» AIM OF THE EXERCISE
Determine the count of lines holding "النبي" and give that count alone.

» AVAILABLE DATA
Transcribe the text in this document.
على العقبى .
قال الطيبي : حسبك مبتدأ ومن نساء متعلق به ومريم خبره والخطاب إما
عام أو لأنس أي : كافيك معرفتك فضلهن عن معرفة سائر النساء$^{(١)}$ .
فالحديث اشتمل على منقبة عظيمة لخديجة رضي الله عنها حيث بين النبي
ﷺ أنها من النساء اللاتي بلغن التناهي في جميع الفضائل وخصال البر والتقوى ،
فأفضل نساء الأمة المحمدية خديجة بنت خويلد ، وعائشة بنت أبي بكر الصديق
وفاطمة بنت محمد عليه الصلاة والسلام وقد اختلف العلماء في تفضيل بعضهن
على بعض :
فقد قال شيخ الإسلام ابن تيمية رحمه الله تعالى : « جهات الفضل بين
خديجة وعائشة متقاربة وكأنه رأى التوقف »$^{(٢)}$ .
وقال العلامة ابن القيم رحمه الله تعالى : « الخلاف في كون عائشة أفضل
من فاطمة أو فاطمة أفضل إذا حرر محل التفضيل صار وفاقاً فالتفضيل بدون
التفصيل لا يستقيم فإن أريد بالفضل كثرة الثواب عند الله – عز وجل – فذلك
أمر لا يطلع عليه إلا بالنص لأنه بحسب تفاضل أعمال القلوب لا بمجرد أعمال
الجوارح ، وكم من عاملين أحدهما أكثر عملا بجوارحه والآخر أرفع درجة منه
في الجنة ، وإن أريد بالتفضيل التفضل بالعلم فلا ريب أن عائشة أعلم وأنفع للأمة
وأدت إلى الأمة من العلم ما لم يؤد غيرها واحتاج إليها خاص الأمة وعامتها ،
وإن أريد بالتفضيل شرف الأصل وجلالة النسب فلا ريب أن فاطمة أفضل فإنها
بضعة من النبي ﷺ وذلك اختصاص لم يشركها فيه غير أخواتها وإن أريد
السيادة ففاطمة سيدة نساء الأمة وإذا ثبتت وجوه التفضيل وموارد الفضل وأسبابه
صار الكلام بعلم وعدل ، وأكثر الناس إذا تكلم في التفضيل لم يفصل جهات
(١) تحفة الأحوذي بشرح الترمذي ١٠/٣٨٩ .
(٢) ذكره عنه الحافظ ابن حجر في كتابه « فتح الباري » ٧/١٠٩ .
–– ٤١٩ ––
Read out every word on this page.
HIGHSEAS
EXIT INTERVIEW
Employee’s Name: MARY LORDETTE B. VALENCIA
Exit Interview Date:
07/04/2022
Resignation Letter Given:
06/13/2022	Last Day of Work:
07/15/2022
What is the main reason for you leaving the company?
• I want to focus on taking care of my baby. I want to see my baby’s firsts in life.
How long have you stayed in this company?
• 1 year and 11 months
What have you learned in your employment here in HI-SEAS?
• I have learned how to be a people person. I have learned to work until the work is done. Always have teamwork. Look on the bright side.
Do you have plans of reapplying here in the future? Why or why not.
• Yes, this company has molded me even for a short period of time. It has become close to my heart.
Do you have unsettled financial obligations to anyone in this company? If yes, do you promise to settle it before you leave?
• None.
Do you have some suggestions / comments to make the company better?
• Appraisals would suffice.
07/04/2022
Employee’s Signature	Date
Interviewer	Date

» EXERCISE OUTPUT
2